Set problem ▸
A verbatim copy of the records is required, with all pictures left out.

Provided material ▸
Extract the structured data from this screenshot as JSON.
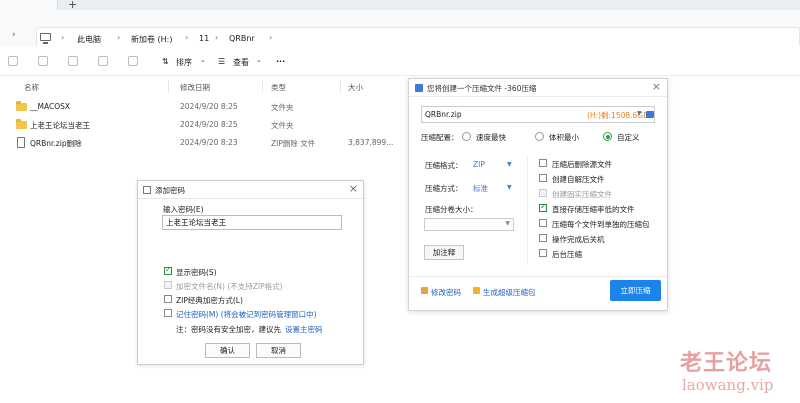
{
  "explorer": {
    "new_tab_glyph": "+",
    "breadcrumbs": [
      "此电脑",
      "新加卷 (H:)",
      "11",
      "QRBnr"
    ],
    "toolbar": {
      "sort_label": "排序",
      "view_label": "查看",
      "more_glyph": "···"
    },
    "columns": {
      "name": "名称",
      "date": "修改日期",
      "type": "类型",
      "size": "大小"
    },
    "files": [
      {
        "name": "__MACOSX",
        "date": "2024/9/20 8:25",
        "type": "文件夹",
        "size": "",
        "icon": "folder-icon"
      },
      {
        "name": "上老王论坛当老王",
        "date": "2024/9/20 8:25",
        "type": "文件夹",
        "size": "",
        "icon": "folder-icon"
      },
      {
        "name": "QRBnr.zip删除",
        "date": "2024/9/20 8:23",
        "type": "ZIP删除 文件",
        "size": "3,837,899...",
        "icon": "file-icon"
      }
    ]
  },
  "password_dialog": {
    "title": "添加密码",
    "input_label": "输入密码(E)",
    "password_value": "上老王论坛当老王",
    "options": {
      "show_password": "显示密码(S)",
      "encrypt_names": "加密文件名(N) (不支持ZIP格式)",
      "zip_classic": "ZIP经典加密方式(L)",
      "remember_password": "记住密码(M) (将会被记到密码管理窗口中)"
    },
    "note_prefix": "注：密码没有安全加密，建议先",
    "note_link": "设置主密码",
    "ok_label": "确认",
    "cancel_label": "取消"
  },
  "zip_dialog": {
    "title": "您将创建一个压缩文件 -360压缩",
    "path_value": "QRBnr.zip",
    "free_space": "(H:)剩:1508.6GB",
    "config_label": "压缩配置：",
    "radio_options": [
      "速度最快",
      "体积最小",
      "自定义"
    ],
    "format_label": "压缩格式：",
    "format_value": "ZIP",
    "method_label": "压缩方式：",
    "method_value": "标准",
    "split_label": "压缩分卷大小：",
    "comment_button": "加注释",
    "check_options": [
      "压缩后删除源文件",
      "创建自解压文件",
      "创建固实压缩文件",
      "直接存储压缩率低的文件",
      "压缩每个文件到单独的压缩包",
      "操作完成后关机",
      "后台压缩"
    ],
    "change_password_link": "修改密码",
    "super_zip_link": "生成超级压缩包",
    "start_button": "立即压缩"
  },
  "watermark": {
    "text_cn": "老王论坛",
    "text_en": "laowang.vip"
  },
  "colors": {
    "accent": "#1a84e8",
    "check_green": "#2a8a3e",
    "free_space_orange": "#e8831b",
    "folder_yellow": "#f2c64a"
  }
}
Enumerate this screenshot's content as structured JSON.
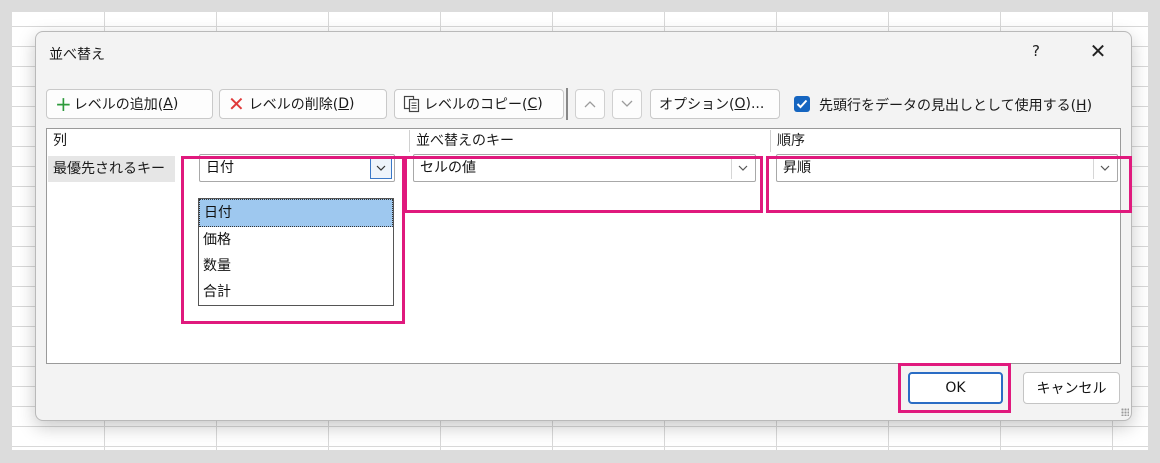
{
  "dialog": {
    "title": "並べ替え",
    "help": "?",
    "close": "✕"
  },
  "toolbar": {
    "add_level": {
      "label": "レベルの追加(",
      "key": "A",
      "suffix": ")"
    },
    "delete_level": {
      "label": "レベルの削除(",
      "key": "D",
      "suffix": ")"
    },
    "copy_level": {
      "label": "レベルのコピー(",
      "key": "C",
      "suffix": ")"
    },
    "options": {
      "label": "オプション(",
      "key": "O",
      "suffix": ")..."
    },
    "header_checkbox": {
      "checked": true,
      "label": "先頭行をデータの見出しとして使用する(",
      "key": "H",
      "suffix": ")"
    }
  },
  "grid": {
    "columns": [
      "列",
      "並べ替えのキー",
      "順序"
    ],
    "row": {
      "label": "最優先されるキー",
      "column_value": "日付",
      "key_value": "セルの値",
      "order_value": "昇順"
    },
    "column_options": [
      "日付",
      "価格",
      "数量",
      "合計"
    ],
    "column_selected": "日付"
  },
  "buttons": {
    "ok": "OK",
    "cancel": "キャンセル"
  },
  "colors": {
    "highlight": "#e0197d",
    "checkbox": "#1565c0",
    "ok_border": "#2a6cc4",
    "selected_option": "#9ec8ef"
  }
}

Response to this task ▸
Extract the structured data from this screenshot as JSON.
{
  "explorer": {
    "new_tab_glyph": "+",
    "breadcrumbs": [
      "此电脑",
      "新加卷 (H:)",
      "11",
      "QRBnr"
    ],
    "toolbar": {
      "sort_label": "排序",
      "view_label": "查看",
      "more_glyph": "···"
    },
    "columns": {
      "name": "名称",
      "date": "修改日期",
      "type": "类型",
      "size": "大小"
    },
    "files": [
      {
        "name": "__MACOSX",
        "date": "2024/9/20 8:25",
        "type": "文件夹",
        "size": "",
        "icon": "folder-icon"
      },
      {
        "name": "上老王论坛当老王",
        "date": "2024/9/20 8:25",
        "type": "文件夹",
        "size": "",
        "icon": "folder-icon"
      },
      {
        "name": "QRBnr.zip删除",
        "date": "2024/9/20 8:23",
        "type": "ZIP删除 文件",
        "size": "3,837,899...",
        "icon": "file-icon"
      }
    ]
  },
  "password_dialog": {
    "title": "添加密码",
    "input_label": "输入密码(E)",
    "password_value": "上老王论坛当老王",
    "options": {
      "show_password": "显示密码(S)",
      "encrypt_names": "加密文件名(N) (不支持ZIP格式)",
      "zip_classic": "ZIP经典加密方式(L)",
      "remember_password": "记住密码(M) (将会被记到密码管理窗口中)"
    },
    "note_prefix": "注：密码没有安全加密，建议先",
    "note_link": "设置主密码",
    "ok_label": "确认",
    "cancel_label": "取消"
  },
  "zip_dialog": {
    "title": "您将创建一个压缩文件 -360压缩",
    "path_value": "QRBnr.zip",
    "free_space": "(H:)剩:1508.6GB",
    "config_label": "压缩配置：",
    "radio_options": [
      "速度最快",
      "体积最小",
      "自定义"
    ],
    "format_label": "压缩格式：",
    "format_value": "ZIP",
    "method_label": "压缩方式：",
    "method_value": "标准",
    "split_label": "压缩分卷大小：",
    "comment_button": "加注释",
    "check_options": [
      "压缩后删除源文件",
      "创建自解压文件",
      "创建固实压缩文件",
      "直接存储压缩率低的文件",
      "压缩每个文件到单独的压缩包",
      "操作完成后关机",
      "后台压缩"
    ],
    "change_password_link": "修改密码",
    "super_zip_link": "生成超级压缩包",
    "start_button": "立即压缩"
  },
  "watermark": {
    "text_cn": "老王论坛",
    "text_en": "laowang.vip"
  },
  "colors": {
    "accent": "#1a84e8",
    "check_green": "#2a8a3e",
    "free_space_orange": "#e8831b",
    "folder_yellow": "#f2c64a"
  }
}
Enumerate this screenshot's content as structured JSON.
{
  "dialog": {
    "title": "並べ替え",
    "help": "?",
    "close": "✕"
  },
  "toolbar": {
    "add_level": {
      "label": "レベルの追加(",
      "key": "A",
      "suffix": ")"
    },
    "delete_level": {
      "label": "レベルの削除(",
      "key": "D",
      "suffix": ")"
    },
    "copy_level": {
      "label": "レベルのコピー(",
      "key": "C",
      "suffix": ")"
    },
    "options": {
      "label": "オプション(",
      "key": "O",
      "suffix": ")..."
    },
    "header_checkbox": {
      "checked": true,
      "label": "先頭行をデータの見出しとして使用する(",
      "key": "H",
      "suffix": ")"
    }
  },
  "grid": {
    "columns": [
      "列",
      "並べ替えのキー",
      "順序"
    ],
    "row": {
      "label": "最優先されるキー",
      "column_value": "日付",
      "key_value": "セルの値",
      "order_value": "昇順"
    },
    "column_options": [
      "日付",
      "価格",
      "数量",
      "合計"
    ],
    "column_selected": "日付"
  },
  "buttons": {
    "ok": "OK",
    "cancel": "キャンセル"
  },
  "colors": {
    "highlight": "#e0197d",
    "checkbox": "#1565c0",
    "ok_border": "#2a6cc4",
    "selected_option": "#9ec8ef"
  }
}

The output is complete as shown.